▸ Task: Copy each line holding the string "title".

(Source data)
═══

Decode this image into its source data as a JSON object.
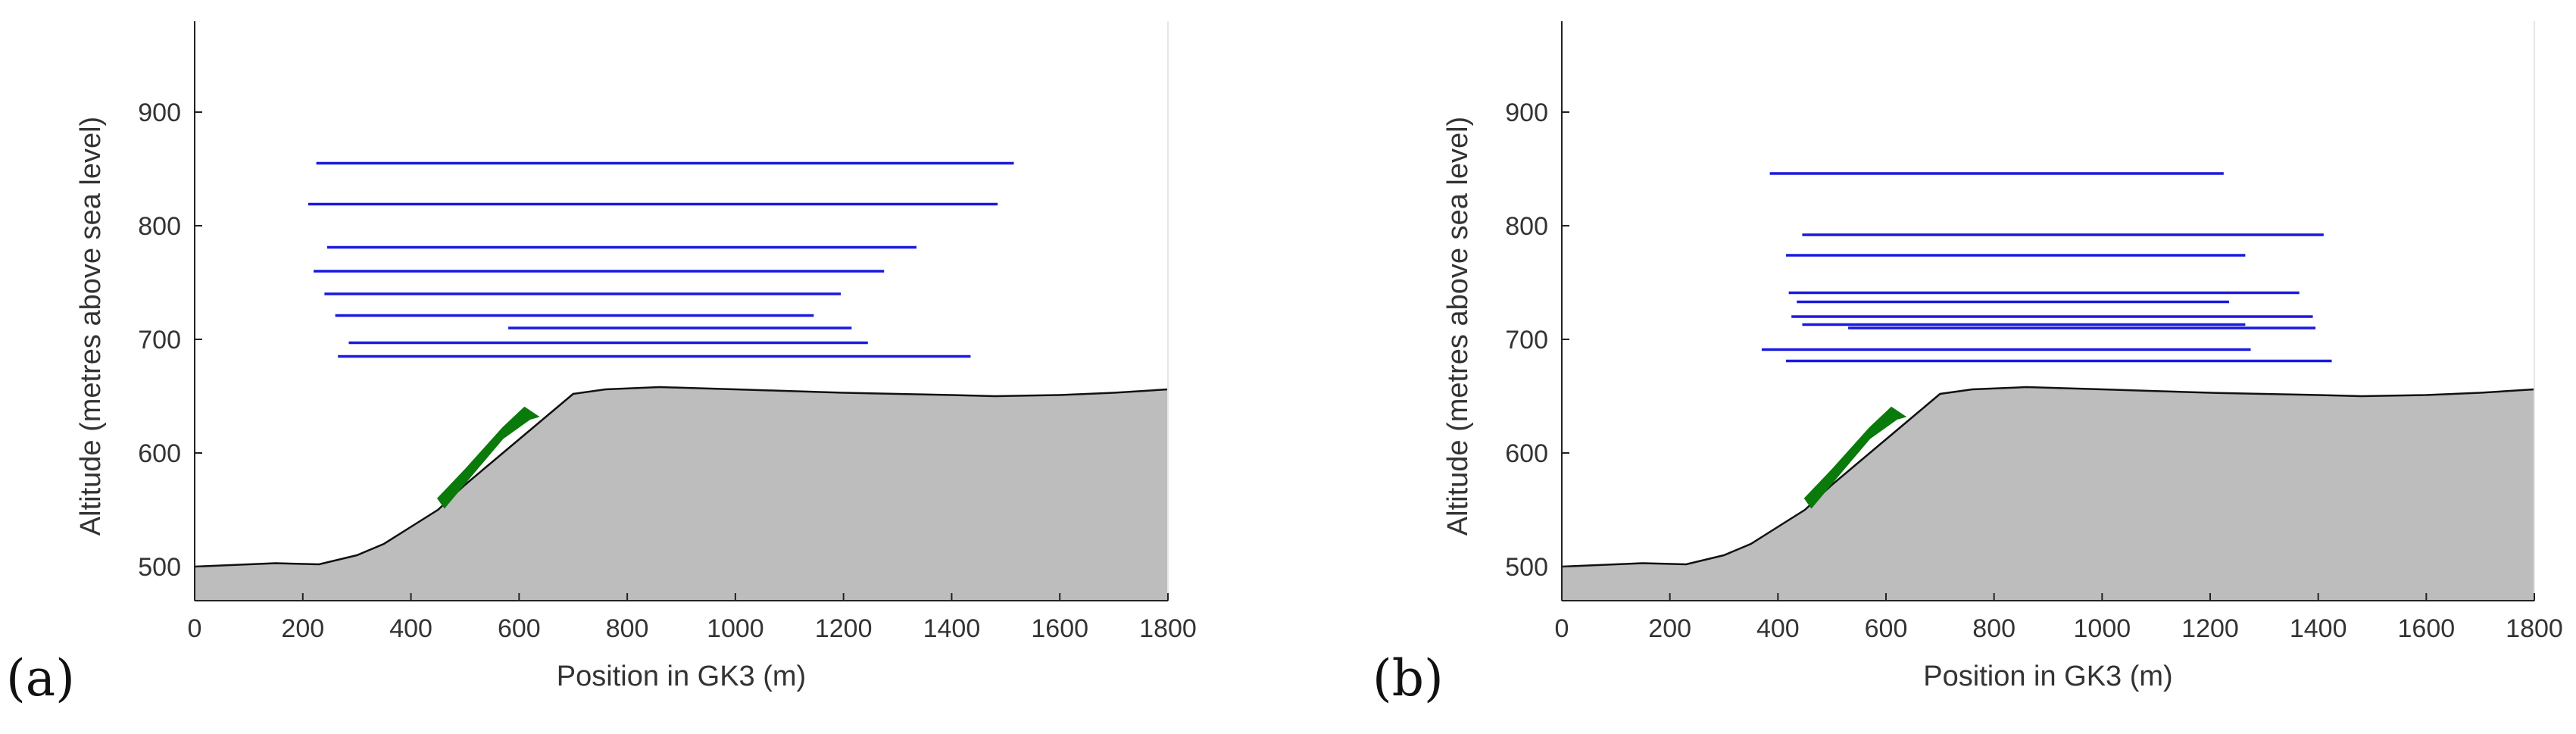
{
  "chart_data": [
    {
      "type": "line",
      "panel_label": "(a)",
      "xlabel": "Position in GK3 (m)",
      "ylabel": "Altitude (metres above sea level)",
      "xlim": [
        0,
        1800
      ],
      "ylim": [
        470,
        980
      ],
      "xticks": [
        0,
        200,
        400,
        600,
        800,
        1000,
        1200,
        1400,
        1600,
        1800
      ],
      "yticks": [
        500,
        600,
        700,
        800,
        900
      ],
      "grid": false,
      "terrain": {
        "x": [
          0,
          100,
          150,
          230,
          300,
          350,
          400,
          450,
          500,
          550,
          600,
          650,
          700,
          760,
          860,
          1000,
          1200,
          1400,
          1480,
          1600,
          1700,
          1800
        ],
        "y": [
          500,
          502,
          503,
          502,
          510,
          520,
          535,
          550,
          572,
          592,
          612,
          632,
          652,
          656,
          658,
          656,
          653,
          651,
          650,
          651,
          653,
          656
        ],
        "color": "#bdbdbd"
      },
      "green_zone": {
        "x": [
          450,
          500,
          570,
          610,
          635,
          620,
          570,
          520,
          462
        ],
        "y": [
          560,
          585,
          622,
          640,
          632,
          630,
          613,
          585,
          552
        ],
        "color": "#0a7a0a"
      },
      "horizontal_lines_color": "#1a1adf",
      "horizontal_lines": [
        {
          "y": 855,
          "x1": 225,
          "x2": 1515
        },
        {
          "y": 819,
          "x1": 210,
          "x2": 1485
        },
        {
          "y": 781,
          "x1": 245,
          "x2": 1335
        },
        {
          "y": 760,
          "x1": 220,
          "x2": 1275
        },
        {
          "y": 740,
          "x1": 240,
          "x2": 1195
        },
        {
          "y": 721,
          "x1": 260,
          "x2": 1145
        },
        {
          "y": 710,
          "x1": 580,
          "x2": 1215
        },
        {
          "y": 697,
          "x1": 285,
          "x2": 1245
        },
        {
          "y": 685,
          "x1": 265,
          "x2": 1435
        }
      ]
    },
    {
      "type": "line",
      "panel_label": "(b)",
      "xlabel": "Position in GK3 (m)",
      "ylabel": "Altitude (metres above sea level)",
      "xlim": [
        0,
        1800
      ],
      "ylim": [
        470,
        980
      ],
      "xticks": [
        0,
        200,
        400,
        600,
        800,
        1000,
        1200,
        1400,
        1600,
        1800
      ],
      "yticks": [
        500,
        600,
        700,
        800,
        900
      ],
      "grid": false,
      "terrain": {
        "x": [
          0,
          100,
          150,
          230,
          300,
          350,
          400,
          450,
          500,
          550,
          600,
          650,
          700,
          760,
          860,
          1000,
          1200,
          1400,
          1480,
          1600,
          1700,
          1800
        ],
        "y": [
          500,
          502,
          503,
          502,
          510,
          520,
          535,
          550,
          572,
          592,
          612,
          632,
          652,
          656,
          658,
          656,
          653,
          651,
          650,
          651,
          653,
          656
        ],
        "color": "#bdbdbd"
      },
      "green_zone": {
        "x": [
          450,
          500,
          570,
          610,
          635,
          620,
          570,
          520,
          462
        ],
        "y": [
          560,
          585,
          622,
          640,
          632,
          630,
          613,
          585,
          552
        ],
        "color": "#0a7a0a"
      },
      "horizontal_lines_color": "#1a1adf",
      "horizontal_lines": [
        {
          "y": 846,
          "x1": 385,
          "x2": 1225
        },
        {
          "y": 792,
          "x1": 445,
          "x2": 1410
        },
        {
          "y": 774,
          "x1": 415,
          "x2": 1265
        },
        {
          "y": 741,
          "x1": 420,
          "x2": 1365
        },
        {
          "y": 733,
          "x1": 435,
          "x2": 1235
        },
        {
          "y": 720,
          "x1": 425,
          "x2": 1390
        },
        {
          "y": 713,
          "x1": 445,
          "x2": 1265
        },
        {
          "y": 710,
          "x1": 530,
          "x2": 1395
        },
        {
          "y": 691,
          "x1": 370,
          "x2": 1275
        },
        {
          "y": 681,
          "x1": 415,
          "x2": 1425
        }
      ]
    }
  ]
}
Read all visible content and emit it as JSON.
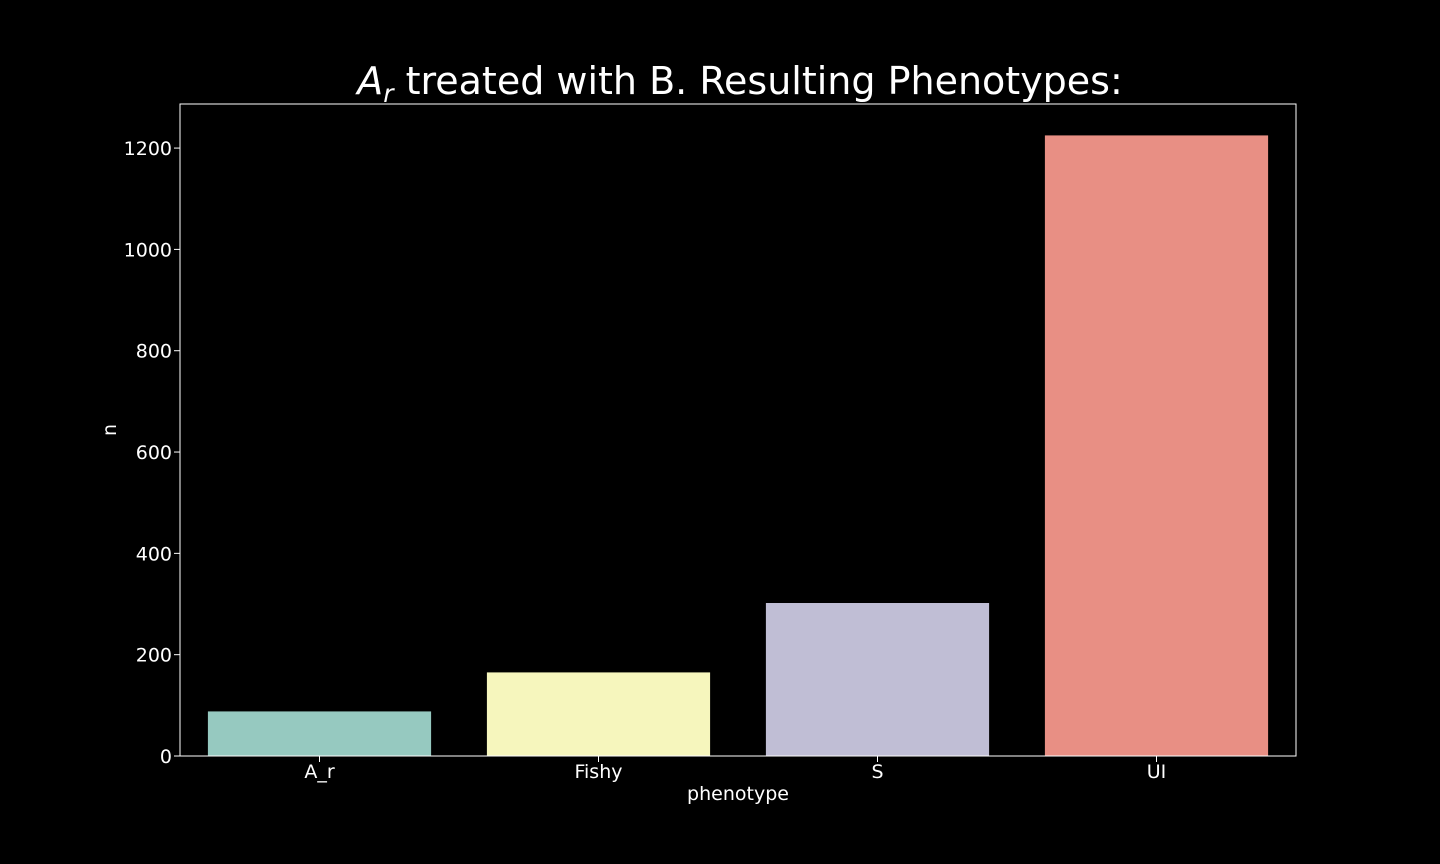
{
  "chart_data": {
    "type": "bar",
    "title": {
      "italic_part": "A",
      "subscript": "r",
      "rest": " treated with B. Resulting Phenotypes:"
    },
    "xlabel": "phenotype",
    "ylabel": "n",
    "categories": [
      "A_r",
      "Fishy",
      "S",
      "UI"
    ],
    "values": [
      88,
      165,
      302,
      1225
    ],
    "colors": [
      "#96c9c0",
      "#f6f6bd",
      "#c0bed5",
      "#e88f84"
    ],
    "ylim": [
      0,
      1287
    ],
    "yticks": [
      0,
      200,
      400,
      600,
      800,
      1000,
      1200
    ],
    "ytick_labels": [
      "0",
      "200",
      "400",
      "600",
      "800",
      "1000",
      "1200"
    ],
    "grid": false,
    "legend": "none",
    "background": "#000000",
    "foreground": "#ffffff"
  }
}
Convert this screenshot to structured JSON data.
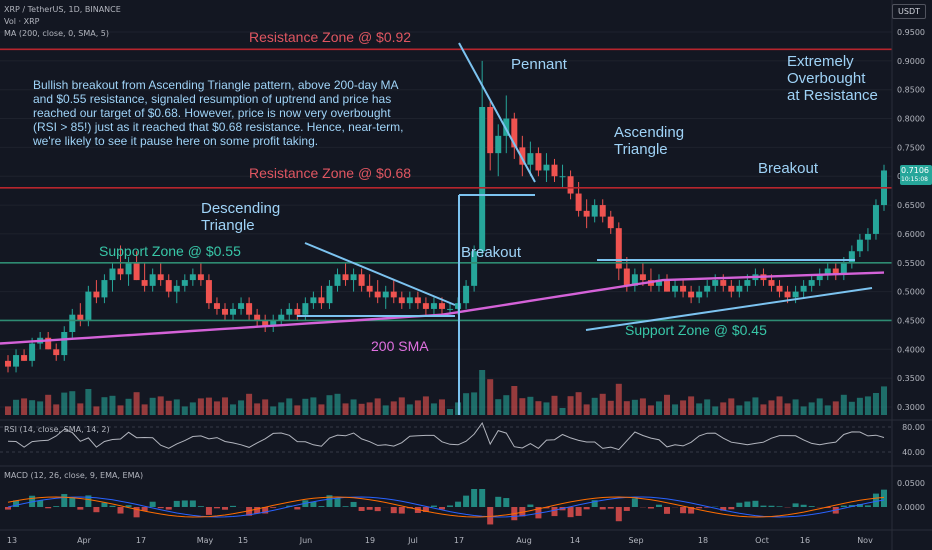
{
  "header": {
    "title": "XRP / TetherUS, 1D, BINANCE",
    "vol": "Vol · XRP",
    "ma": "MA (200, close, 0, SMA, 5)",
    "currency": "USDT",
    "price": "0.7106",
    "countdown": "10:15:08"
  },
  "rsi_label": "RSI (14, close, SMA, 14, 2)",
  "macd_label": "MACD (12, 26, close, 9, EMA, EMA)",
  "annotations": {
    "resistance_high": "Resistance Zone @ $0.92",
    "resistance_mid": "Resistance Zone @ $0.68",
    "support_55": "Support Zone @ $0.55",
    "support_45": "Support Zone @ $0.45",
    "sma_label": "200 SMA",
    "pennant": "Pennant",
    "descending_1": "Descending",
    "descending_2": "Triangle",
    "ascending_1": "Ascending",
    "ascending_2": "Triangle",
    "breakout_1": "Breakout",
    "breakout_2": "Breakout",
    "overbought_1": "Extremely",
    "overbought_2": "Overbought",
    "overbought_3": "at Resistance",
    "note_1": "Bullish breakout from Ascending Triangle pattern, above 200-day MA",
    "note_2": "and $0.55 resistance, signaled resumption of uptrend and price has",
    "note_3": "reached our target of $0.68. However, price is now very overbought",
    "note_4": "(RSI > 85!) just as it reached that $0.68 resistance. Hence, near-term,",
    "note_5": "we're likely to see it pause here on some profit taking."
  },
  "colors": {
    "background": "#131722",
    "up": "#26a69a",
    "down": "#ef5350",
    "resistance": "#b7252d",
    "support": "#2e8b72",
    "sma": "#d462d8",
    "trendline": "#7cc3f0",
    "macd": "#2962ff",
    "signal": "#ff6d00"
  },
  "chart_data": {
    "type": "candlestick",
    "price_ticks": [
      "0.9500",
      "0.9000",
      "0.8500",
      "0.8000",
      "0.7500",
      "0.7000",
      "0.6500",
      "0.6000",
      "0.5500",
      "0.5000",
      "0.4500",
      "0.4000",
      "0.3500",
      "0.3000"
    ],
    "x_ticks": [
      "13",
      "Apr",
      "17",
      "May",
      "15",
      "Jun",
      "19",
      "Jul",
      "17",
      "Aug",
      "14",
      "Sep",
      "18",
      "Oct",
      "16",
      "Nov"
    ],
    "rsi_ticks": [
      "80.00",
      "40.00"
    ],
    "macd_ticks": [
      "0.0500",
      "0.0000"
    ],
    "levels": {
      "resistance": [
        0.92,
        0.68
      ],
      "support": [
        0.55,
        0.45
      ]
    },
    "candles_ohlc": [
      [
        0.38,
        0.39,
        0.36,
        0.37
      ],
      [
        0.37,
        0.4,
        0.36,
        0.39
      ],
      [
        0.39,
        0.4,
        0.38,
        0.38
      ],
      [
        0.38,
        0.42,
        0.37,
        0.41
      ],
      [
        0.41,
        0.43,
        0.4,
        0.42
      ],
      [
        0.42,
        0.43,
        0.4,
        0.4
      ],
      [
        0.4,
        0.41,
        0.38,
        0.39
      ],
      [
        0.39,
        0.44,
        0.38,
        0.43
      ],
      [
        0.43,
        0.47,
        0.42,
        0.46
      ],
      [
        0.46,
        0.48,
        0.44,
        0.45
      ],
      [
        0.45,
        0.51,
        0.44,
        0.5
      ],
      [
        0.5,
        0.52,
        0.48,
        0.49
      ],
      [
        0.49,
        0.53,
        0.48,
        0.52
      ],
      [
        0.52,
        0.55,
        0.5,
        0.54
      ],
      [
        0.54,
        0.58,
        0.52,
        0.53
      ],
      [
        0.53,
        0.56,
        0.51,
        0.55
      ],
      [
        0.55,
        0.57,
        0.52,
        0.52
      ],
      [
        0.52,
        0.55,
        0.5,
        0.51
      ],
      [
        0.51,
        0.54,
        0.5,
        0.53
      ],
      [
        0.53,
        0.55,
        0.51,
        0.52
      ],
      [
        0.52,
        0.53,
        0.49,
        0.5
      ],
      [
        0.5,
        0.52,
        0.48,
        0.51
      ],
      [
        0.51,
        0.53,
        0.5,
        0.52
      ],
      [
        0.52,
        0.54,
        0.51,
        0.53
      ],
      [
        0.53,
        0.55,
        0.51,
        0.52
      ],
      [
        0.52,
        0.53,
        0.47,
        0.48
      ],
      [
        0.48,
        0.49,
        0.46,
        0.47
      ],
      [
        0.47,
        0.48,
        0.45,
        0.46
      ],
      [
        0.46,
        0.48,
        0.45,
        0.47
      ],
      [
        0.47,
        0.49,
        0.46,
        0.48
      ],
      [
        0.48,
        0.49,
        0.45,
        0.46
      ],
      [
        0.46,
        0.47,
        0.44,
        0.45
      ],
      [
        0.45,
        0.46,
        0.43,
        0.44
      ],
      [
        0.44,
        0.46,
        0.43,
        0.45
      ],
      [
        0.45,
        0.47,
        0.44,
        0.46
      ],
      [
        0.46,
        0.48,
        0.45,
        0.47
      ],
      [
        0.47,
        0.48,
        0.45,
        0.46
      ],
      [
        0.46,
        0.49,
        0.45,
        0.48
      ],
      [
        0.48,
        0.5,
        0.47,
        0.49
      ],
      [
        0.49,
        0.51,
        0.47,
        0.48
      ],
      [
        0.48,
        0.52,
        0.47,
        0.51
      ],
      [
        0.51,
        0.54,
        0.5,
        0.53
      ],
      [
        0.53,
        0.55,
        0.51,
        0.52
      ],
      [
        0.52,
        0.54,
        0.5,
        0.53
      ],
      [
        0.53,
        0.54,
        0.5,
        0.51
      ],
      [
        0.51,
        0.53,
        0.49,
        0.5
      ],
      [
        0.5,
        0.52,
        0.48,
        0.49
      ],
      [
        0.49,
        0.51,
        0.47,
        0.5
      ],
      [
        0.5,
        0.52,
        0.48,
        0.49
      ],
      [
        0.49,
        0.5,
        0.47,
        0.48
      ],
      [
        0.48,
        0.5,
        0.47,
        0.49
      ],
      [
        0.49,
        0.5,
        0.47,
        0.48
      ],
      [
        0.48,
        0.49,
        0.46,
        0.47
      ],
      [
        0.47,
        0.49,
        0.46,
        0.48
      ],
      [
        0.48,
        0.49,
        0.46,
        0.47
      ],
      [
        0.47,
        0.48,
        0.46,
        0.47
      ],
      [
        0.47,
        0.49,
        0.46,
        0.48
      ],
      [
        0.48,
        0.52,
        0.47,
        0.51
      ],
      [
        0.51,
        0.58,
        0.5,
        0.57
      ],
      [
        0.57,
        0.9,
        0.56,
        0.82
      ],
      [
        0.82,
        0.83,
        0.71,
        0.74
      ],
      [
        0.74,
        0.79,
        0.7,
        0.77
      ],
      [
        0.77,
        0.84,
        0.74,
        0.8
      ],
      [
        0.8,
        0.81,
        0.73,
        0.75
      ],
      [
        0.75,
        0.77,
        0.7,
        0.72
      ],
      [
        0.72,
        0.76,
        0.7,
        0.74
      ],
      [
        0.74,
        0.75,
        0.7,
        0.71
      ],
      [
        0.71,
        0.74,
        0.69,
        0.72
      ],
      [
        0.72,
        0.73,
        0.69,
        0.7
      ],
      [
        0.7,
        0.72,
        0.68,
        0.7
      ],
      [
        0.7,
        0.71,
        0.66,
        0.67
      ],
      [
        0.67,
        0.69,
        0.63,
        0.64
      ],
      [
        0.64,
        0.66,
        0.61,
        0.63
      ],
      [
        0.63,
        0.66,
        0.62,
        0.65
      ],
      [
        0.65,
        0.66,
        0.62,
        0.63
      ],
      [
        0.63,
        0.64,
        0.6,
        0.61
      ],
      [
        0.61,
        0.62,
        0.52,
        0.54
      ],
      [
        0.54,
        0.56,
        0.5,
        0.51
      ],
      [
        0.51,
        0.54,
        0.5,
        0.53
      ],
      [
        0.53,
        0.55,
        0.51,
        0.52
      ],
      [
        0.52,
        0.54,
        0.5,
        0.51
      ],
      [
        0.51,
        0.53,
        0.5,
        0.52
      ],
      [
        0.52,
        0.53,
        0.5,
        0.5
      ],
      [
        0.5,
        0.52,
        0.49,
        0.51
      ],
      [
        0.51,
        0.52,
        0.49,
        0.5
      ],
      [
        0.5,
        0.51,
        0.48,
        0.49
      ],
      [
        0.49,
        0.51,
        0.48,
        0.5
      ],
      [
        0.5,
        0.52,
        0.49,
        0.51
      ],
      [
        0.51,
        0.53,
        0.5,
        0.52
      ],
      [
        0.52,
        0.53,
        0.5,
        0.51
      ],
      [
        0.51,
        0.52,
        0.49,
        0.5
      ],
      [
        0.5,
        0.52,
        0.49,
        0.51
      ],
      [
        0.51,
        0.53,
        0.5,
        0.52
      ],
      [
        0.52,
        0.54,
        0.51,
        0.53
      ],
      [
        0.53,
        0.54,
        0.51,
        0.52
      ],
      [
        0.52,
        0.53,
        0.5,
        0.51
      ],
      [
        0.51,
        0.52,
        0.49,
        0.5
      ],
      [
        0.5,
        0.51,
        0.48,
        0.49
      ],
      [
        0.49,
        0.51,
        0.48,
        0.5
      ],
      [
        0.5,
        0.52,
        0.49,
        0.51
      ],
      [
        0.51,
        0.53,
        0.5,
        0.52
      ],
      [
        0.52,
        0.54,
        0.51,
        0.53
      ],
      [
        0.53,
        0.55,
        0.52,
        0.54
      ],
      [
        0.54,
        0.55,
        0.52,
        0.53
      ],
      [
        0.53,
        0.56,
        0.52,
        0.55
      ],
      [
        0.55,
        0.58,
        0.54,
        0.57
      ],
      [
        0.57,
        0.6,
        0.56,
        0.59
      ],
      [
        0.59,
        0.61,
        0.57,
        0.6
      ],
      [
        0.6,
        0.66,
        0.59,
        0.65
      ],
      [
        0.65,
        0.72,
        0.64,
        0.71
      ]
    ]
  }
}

═══

▸ Exercise answer:
    "title": {
    "title": "XRP / TetherUS, 1D, BINANCE",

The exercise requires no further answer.